== WHAT THE TASK ASKS ==
With pictures left out, retype exactly the lines from the one containing "Transcribe this image's" through the final line of the entries.

== SUPPLIED DATA ==
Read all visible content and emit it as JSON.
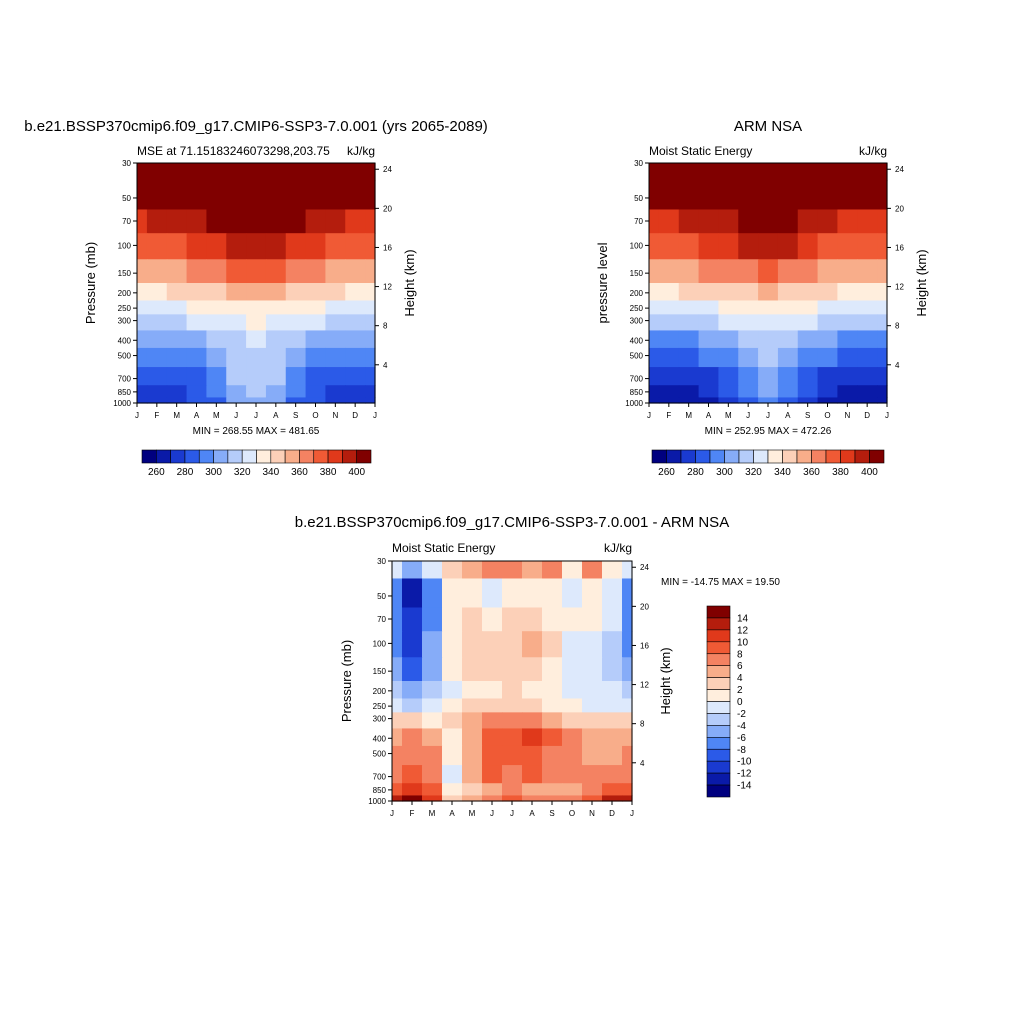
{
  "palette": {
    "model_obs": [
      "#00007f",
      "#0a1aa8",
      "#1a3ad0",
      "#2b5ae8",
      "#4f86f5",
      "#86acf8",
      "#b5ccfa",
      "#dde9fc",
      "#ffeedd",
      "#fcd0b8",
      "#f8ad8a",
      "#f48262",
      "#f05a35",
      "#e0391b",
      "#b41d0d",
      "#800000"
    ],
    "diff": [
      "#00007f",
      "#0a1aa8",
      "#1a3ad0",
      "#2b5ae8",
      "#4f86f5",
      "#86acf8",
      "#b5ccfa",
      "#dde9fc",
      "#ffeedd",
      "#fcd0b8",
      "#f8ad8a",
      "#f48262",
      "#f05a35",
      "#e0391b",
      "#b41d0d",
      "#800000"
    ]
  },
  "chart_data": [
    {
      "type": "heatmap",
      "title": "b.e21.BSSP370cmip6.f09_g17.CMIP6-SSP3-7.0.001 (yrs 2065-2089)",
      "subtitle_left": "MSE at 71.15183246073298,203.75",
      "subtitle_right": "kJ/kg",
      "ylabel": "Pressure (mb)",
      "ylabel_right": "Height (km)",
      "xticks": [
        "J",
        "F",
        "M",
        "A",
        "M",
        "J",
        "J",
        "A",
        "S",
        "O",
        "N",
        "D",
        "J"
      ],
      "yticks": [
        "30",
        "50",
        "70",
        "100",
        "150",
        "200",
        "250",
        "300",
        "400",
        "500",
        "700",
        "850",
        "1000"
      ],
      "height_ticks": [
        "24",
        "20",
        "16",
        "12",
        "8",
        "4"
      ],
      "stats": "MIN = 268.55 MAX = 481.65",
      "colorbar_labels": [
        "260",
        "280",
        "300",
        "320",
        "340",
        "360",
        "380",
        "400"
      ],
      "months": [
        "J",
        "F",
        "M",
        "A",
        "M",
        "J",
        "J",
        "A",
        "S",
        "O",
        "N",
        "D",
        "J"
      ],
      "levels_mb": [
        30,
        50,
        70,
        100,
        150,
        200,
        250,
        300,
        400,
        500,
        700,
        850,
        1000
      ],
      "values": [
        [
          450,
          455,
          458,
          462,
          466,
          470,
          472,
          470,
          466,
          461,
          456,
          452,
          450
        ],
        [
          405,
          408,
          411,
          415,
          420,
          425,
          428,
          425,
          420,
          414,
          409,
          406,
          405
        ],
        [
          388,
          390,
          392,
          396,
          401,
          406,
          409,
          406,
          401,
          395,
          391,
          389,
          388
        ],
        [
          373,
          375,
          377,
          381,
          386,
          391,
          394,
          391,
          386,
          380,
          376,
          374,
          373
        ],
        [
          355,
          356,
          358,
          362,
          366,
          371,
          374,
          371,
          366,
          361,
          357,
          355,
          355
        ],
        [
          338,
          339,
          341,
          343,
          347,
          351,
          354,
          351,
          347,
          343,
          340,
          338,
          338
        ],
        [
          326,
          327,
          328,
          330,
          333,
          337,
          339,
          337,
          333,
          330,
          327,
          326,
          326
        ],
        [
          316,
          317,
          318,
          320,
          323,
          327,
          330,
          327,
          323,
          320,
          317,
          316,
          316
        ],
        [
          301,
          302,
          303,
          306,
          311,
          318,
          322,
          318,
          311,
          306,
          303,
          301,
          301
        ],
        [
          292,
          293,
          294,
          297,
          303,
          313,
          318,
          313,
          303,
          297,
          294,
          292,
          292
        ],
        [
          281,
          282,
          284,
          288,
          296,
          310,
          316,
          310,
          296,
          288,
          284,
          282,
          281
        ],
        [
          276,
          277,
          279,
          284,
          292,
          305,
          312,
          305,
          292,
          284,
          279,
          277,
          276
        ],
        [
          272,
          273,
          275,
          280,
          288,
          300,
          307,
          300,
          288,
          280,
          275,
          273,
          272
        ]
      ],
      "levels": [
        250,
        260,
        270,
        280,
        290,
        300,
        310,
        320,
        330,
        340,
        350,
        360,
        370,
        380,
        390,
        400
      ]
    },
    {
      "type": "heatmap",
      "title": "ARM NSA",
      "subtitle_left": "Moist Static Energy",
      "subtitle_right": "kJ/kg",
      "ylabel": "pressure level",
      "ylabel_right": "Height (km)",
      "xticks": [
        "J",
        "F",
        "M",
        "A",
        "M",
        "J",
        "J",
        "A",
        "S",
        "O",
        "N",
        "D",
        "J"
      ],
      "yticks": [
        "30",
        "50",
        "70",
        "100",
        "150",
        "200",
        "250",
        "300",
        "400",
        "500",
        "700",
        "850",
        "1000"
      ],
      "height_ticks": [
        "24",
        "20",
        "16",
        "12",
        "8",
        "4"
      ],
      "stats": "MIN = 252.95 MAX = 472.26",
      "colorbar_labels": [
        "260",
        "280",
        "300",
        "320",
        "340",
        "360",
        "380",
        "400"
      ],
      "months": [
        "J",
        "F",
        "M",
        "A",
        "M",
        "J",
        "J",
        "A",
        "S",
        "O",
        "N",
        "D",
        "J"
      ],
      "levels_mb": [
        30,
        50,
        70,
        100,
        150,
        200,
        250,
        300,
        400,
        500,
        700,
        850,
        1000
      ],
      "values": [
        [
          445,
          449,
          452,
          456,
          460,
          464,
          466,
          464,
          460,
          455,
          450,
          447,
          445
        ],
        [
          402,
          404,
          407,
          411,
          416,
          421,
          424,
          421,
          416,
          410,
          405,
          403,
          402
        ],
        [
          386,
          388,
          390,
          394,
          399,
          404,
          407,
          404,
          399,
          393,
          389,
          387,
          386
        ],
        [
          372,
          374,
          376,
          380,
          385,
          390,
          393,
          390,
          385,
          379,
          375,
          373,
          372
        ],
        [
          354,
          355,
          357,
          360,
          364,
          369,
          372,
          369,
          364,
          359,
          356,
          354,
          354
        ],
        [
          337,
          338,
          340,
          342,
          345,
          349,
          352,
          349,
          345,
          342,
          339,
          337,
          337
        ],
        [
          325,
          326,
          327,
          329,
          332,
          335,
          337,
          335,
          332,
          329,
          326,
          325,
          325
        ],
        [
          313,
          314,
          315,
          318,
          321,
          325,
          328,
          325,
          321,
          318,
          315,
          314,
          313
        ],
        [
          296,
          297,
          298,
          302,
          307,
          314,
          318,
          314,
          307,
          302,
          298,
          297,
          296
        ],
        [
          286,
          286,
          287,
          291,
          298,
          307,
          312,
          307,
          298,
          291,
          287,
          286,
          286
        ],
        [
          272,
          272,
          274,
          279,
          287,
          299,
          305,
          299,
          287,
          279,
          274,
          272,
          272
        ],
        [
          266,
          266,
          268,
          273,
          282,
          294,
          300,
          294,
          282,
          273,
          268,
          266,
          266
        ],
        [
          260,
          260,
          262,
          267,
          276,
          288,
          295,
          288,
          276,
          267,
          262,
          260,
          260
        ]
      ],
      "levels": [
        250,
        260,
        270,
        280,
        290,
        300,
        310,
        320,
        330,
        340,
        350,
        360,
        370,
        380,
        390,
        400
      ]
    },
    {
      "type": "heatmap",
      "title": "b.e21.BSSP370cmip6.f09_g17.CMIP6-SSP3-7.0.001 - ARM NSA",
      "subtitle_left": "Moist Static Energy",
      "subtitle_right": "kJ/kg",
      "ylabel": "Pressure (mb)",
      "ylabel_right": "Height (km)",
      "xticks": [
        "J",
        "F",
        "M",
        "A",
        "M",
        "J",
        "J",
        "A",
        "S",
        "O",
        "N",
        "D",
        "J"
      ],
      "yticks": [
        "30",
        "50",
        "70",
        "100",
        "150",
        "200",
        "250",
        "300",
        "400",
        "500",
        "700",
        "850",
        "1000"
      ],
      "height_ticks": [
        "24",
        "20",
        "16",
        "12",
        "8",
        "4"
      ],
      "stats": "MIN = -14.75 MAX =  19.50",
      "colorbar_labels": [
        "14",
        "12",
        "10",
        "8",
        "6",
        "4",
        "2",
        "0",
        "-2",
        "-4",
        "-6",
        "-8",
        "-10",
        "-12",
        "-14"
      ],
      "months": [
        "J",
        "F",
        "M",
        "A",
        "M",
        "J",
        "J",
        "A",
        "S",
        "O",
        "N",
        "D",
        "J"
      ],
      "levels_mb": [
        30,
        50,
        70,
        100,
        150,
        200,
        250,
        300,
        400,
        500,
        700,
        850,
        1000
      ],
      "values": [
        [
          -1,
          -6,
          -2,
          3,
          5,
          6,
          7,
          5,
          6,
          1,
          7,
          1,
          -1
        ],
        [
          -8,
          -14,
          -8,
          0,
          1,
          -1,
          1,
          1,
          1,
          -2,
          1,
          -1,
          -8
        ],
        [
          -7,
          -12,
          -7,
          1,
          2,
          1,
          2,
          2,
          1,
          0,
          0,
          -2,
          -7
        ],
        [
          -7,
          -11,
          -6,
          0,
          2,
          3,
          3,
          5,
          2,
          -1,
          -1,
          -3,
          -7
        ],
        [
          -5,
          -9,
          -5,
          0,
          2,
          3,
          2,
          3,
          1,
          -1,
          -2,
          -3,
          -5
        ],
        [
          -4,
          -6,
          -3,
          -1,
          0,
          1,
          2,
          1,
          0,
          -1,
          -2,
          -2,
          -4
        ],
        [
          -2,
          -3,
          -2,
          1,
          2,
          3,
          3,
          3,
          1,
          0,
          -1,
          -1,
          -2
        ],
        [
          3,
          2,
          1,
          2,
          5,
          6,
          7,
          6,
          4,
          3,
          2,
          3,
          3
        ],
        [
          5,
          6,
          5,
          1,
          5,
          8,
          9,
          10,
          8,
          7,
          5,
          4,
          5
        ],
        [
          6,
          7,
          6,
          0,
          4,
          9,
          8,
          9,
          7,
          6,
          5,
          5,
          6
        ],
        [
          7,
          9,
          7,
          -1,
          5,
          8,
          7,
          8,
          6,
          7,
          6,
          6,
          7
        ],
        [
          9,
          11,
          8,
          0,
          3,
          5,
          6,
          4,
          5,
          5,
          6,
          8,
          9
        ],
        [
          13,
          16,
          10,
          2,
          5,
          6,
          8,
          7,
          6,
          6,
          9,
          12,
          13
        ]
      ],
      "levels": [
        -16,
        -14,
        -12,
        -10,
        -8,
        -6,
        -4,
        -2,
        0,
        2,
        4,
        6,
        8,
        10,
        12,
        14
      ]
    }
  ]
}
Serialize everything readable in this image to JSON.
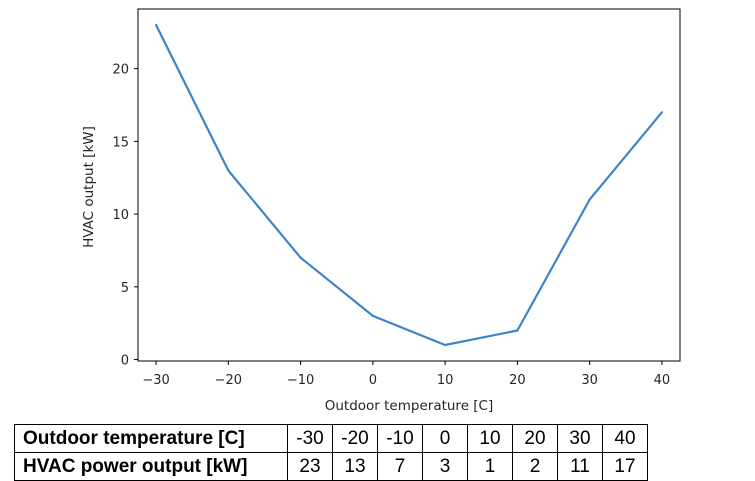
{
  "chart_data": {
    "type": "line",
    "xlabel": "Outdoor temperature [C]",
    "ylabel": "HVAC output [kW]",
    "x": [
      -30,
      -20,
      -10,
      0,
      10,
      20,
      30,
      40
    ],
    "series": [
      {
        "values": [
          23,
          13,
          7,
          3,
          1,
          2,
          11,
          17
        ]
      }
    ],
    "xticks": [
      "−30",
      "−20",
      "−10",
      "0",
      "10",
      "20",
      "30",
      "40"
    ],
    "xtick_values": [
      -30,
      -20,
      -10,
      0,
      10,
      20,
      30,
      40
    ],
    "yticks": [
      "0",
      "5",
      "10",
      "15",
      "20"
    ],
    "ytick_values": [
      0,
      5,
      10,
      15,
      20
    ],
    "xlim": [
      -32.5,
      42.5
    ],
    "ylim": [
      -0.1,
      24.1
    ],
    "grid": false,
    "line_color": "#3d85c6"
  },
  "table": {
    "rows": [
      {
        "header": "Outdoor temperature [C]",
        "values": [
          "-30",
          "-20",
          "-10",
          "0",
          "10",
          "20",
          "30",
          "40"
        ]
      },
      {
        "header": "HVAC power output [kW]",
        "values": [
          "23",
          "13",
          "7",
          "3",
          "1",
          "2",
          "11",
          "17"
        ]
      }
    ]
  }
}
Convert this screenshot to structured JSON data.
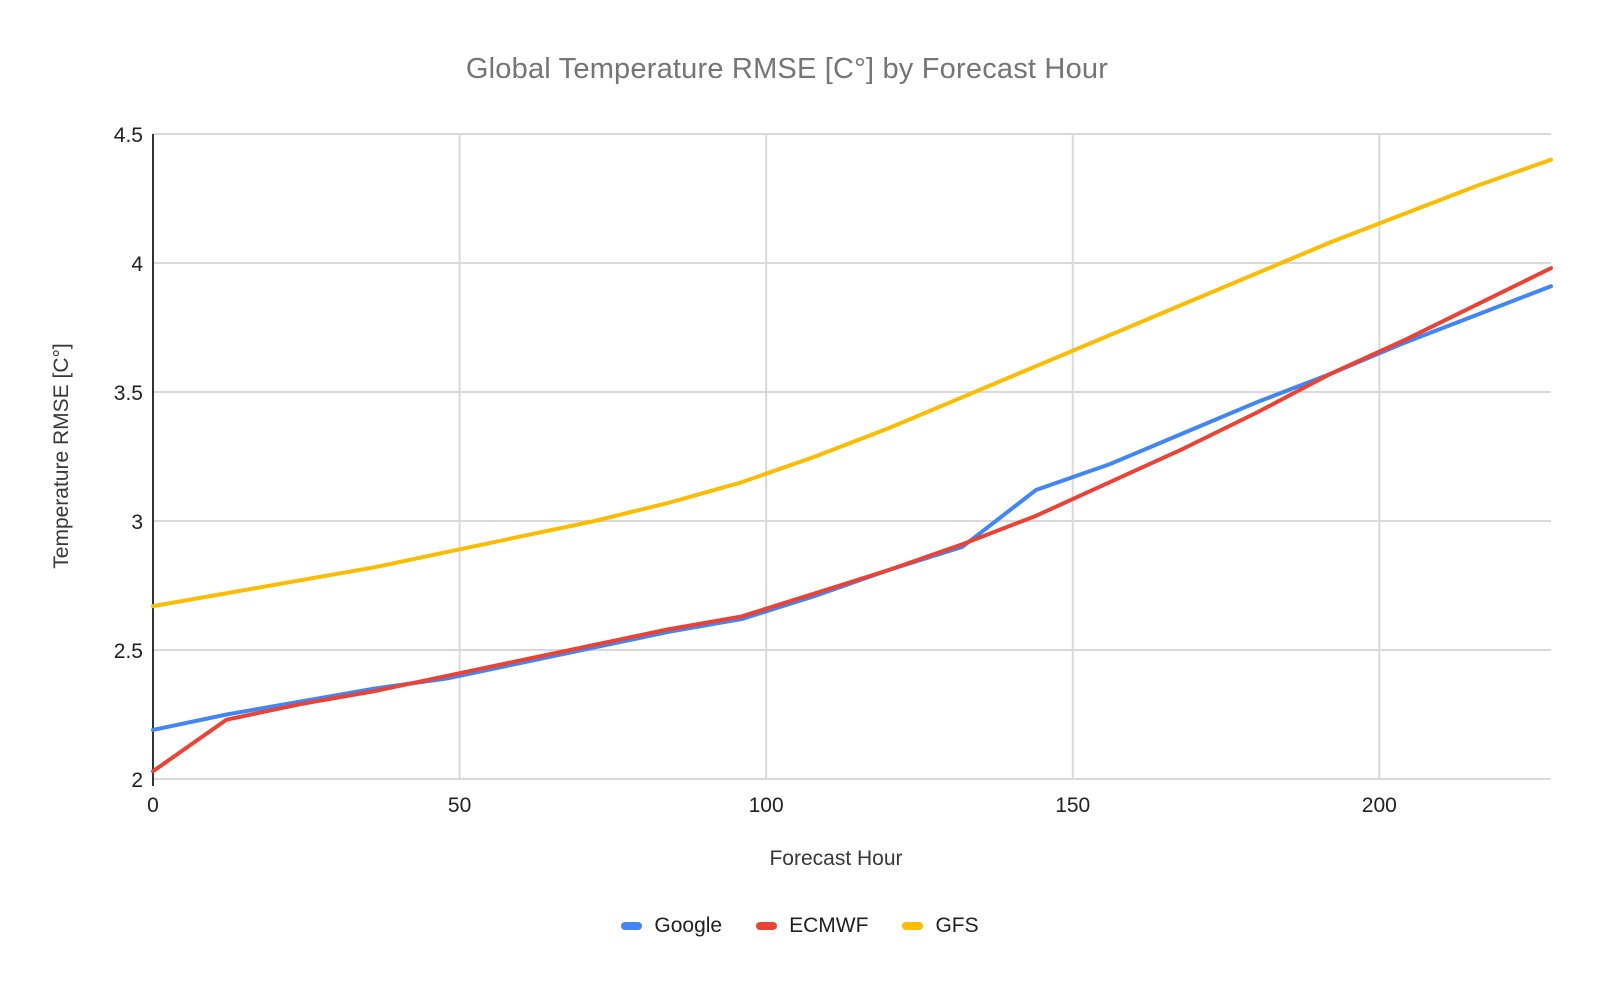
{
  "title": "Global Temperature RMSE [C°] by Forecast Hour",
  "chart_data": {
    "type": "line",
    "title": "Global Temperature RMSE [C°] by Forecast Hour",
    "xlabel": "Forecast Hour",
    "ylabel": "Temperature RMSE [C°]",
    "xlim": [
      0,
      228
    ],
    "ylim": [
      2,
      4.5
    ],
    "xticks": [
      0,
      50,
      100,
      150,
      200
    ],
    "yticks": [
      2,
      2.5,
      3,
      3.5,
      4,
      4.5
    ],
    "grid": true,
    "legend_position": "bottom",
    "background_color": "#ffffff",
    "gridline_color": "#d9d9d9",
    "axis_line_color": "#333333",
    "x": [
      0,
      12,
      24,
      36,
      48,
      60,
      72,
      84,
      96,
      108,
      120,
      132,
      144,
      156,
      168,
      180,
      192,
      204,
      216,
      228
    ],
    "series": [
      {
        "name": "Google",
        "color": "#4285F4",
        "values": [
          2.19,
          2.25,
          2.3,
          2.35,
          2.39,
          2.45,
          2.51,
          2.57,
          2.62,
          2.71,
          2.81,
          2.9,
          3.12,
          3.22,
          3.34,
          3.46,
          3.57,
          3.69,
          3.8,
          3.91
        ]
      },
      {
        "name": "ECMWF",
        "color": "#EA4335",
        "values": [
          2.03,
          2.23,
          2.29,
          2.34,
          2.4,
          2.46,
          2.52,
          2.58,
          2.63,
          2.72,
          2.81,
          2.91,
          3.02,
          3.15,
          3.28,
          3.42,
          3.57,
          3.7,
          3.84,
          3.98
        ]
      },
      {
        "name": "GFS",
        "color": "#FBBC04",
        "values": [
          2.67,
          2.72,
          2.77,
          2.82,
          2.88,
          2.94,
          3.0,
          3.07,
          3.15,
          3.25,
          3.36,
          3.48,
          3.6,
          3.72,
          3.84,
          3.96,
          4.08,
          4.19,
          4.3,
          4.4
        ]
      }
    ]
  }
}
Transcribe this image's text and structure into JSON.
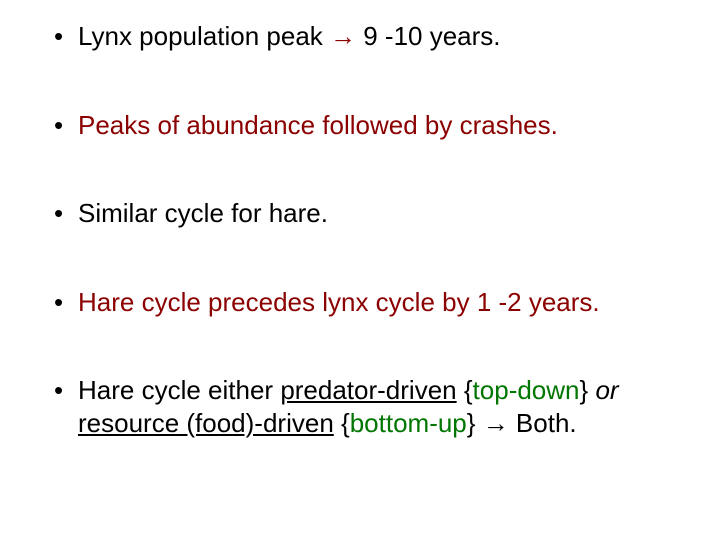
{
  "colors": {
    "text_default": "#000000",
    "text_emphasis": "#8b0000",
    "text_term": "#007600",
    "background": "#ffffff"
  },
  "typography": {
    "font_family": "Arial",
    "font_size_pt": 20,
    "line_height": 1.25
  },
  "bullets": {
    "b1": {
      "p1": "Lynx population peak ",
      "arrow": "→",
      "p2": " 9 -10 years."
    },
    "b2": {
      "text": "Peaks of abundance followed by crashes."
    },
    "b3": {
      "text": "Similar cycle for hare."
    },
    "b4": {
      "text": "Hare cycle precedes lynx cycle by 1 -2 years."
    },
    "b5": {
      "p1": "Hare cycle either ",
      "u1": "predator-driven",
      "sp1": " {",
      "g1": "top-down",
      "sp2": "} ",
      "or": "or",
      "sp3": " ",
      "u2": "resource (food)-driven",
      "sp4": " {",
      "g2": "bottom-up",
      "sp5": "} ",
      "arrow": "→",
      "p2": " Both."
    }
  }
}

== ANSWER TO THIS PROBLEM ==
Transcribe this image's text and structure into JSON.
{
  "colors": {
    "text_default": "#000000",
    "text_emphasis": "#8b0000",
    "text_term": "#007600",
    "background": "#ffffff"
  },
  "typography": {
    "font_family": "Arial",
    "font_size_pt": 20,
    "line_height": 1.25
  },
  "bullets": {
    "b1": {
      "p1": "Lynx population peak ",
      "arrow": "→",
      "p2": " 9 -10 years."
    },
    "b2": {
      "text": "Peaks of abundance followed by crashes."
    },
    "b3": {
      "text": "Similar cycle for hare."
    },
    "b4": {
      "text": "Hare cycle precedes lynx cycle by 1 -2 years."
    },
    "b5": {
      "p1": "Hare cycle either ",
      "u1": "predator-driven",
      "sp1": " {",
      "g1": "top-down",
      "sp2": "} ",
      "or": "or",
      "sp3": " ",
      "u2": "resource (food)-driven",
      "sp4": " {",
      "g2": "bottom-up",
      "sp5": "} ",
      "arrow": "→",
      "p2": " Both."
    }
  }
}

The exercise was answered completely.